— Challenge —
Gather all lines from the material that contain "пришла".

— Start Records for the task —

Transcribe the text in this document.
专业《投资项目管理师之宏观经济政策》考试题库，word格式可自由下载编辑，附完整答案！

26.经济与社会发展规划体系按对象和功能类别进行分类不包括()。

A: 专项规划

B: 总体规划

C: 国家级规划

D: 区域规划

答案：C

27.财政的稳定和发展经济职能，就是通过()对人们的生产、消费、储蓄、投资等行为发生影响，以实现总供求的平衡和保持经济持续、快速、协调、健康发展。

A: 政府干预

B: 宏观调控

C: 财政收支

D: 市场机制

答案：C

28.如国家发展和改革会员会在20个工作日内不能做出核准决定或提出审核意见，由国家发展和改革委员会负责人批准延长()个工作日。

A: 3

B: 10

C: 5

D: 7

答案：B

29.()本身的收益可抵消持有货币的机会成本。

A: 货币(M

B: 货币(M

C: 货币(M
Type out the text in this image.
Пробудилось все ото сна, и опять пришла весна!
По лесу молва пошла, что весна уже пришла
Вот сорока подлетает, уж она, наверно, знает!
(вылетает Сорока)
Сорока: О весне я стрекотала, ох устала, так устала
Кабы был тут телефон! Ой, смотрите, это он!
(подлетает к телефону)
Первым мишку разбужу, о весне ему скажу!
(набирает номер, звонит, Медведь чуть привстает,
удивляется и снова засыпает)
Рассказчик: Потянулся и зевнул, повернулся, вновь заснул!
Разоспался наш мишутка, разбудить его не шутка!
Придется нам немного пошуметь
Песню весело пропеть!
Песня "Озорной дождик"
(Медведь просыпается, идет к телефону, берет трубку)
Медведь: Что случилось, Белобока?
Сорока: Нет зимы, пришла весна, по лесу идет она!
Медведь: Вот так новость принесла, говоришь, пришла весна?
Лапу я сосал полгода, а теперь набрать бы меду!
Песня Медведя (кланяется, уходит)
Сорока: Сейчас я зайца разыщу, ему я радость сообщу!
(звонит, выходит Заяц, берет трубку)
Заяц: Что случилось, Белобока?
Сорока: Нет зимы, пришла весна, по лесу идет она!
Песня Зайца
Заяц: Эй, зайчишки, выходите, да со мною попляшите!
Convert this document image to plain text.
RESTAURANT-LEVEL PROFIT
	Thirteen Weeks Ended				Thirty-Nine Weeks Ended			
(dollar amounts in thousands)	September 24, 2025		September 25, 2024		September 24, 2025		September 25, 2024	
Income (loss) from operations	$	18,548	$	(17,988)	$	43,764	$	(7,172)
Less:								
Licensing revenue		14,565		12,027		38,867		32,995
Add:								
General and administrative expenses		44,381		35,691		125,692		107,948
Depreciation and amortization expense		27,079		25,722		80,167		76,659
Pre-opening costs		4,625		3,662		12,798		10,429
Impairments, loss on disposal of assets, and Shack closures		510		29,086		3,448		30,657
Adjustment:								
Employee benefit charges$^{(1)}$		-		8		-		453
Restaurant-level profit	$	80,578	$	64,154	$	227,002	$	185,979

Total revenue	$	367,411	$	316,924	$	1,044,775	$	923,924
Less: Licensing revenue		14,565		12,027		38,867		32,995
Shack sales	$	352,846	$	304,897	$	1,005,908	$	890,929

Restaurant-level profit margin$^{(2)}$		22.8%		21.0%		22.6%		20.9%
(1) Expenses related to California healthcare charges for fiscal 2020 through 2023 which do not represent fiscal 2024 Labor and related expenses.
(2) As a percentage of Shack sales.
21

— End Records for the task —

— Output —
Пробудилось все ото сна, и опять пришла весна!
По лесу молва пошла, что весна уже пришла
Сорока: Нет зимы, пришла весна, по лесу идет она!
Медведь: Вот так новость принесла, говоришь, пришла весна?
Сорока: Нет зимы, пришла весна, по лесу идет она!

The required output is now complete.